(Records that describe figures)
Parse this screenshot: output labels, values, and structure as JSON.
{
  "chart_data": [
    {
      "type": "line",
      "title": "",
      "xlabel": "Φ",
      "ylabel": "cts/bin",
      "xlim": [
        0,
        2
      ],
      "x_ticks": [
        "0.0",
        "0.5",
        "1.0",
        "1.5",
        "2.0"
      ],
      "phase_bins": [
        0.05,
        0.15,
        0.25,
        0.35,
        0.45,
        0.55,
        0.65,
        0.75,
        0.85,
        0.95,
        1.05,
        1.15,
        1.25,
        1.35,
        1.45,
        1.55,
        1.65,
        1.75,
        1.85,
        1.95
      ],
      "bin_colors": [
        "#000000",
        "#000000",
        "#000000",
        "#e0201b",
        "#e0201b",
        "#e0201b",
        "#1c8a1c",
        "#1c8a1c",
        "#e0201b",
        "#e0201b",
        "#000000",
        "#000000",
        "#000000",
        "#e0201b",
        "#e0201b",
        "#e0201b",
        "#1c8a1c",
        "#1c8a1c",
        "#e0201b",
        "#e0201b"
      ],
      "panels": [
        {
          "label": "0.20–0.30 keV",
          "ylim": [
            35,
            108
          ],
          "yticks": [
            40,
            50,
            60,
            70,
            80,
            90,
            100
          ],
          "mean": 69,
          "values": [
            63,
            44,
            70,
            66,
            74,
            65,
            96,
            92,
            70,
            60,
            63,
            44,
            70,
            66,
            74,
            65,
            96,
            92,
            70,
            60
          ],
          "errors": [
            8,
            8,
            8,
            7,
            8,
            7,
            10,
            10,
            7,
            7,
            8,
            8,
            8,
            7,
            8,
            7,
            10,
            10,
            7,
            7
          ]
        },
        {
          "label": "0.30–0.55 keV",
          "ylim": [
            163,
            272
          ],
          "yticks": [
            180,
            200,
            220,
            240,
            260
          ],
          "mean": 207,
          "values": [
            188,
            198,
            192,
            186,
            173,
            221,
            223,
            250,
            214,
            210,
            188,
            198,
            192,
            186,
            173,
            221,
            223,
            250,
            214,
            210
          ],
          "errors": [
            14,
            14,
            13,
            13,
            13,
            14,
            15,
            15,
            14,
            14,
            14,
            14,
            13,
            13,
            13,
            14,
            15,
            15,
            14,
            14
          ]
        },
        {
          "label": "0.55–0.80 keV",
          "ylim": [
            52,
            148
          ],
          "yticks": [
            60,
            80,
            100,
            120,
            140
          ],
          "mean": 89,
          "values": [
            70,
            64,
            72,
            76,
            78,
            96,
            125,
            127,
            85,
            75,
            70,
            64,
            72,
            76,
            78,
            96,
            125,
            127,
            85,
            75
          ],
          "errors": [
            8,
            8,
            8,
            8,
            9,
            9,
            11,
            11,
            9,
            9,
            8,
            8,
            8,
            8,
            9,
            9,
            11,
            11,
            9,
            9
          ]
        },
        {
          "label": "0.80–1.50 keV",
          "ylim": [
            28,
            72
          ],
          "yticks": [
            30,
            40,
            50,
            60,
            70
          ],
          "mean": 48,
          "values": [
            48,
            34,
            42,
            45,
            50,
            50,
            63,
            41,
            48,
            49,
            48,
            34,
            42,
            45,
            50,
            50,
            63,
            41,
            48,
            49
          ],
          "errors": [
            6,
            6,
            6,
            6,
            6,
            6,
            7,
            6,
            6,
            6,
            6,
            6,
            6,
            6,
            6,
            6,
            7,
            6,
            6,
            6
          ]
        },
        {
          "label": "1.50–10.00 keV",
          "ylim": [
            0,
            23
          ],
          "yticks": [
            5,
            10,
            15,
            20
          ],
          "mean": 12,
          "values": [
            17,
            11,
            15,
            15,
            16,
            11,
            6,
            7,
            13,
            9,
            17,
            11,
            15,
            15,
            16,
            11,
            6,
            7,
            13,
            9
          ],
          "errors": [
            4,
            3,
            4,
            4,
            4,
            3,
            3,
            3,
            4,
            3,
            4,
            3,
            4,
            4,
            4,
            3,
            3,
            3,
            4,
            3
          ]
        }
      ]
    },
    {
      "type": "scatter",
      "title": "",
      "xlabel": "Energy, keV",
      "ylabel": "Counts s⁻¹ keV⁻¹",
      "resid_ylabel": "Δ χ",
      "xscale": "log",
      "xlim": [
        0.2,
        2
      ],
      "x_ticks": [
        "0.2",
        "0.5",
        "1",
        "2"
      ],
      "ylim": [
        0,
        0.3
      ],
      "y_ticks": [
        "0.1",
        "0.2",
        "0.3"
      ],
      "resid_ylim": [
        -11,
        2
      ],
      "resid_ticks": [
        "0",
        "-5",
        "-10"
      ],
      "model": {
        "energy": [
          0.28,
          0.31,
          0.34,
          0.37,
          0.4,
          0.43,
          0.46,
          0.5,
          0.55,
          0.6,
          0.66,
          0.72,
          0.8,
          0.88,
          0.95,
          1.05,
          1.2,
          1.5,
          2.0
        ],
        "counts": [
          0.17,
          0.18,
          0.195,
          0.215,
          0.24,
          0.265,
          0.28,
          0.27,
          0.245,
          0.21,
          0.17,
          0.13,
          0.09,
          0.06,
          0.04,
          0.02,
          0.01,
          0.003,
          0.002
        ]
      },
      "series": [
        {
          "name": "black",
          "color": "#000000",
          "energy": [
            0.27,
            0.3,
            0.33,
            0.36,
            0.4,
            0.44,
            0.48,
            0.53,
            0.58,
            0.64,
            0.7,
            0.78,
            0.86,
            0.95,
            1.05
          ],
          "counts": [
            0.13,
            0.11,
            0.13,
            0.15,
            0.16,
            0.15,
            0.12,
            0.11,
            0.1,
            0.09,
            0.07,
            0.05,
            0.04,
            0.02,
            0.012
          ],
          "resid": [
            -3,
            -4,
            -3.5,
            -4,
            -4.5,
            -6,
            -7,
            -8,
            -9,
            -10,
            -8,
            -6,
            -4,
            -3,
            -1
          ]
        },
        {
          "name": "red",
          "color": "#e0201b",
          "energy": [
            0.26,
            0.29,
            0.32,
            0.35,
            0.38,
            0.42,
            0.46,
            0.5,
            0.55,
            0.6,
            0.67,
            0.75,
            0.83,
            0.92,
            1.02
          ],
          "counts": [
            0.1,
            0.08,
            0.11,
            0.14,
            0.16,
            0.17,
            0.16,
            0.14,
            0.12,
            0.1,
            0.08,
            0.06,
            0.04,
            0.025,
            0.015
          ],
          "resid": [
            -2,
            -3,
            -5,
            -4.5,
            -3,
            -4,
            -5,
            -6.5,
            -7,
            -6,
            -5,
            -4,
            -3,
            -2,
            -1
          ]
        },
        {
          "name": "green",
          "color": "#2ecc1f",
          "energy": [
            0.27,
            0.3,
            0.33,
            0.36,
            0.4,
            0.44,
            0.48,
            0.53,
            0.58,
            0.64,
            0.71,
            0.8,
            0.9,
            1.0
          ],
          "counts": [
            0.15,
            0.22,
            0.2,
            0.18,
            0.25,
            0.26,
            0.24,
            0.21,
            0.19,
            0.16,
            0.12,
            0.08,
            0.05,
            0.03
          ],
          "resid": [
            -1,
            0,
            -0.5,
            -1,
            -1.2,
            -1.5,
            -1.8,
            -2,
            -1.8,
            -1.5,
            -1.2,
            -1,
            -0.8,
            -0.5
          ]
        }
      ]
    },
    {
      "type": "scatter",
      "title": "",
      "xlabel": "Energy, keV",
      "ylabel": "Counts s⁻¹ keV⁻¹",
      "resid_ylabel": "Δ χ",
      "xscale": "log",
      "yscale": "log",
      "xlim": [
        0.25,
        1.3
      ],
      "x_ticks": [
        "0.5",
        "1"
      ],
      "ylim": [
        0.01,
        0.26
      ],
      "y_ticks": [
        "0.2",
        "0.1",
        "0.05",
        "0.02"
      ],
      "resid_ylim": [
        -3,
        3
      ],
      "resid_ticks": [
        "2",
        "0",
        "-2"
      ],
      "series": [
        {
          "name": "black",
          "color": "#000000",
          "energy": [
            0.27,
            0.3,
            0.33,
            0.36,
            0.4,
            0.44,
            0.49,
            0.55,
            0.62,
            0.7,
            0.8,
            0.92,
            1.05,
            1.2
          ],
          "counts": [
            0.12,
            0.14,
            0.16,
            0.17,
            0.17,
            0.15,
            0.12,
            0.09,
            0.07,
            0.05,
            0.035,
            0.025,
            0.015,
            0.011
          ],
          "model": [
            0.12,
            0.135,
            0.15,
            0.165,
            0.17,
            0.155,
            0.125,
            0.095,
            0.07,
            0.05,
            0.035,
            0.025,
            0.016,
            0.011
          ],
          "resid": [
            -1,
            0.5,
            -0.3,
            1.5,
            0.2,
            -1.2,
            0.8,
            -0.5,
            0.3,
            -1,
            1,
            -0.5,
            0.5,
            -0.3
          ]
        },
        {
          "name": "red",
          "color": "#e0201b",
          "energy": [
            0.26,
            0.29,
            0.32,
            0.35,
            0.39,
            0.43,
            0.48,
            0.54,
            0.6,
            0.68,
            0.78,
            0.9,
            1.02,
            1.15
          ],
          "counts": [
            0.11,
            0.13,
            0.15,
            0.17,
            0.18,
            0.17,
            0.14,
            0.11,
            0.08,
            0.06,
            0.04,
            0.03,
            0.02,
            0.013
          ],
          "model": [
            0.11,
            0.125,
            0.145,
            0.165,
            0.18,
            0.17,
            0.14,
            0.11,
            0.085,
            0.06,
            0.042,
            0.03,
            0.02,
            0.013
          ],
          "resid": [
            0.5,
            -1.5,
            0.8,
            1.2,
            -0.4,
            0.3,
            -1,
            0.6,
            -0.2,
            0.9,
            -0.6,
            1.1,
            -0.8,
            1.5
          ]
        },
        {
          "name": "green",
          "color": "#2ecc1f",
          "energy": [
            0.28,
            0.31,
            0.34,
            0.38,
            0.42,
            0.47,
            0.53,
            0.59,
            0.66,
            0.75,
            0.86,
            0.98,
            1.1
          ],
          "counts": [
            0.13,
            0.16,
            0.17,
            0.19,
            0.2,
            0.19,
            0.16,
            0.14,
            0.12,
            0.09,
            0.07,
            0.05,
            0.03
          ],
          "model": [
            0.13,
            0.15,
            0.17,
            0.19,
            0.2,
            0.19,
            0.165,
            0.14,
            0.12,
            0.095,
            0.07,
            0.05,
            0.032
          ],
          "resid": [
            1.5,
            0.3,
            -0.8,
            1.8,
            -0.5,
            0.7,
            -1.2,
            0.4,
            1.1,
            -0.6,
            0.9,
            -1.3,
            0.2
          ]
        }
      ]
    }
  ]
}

- _What is required_: Return all lines containing "mean".

- _Answer to the task_:
          "mean": 69,
          "mean": 207,
          "mean": 89,
          "mean": 48,
          "mean": 12,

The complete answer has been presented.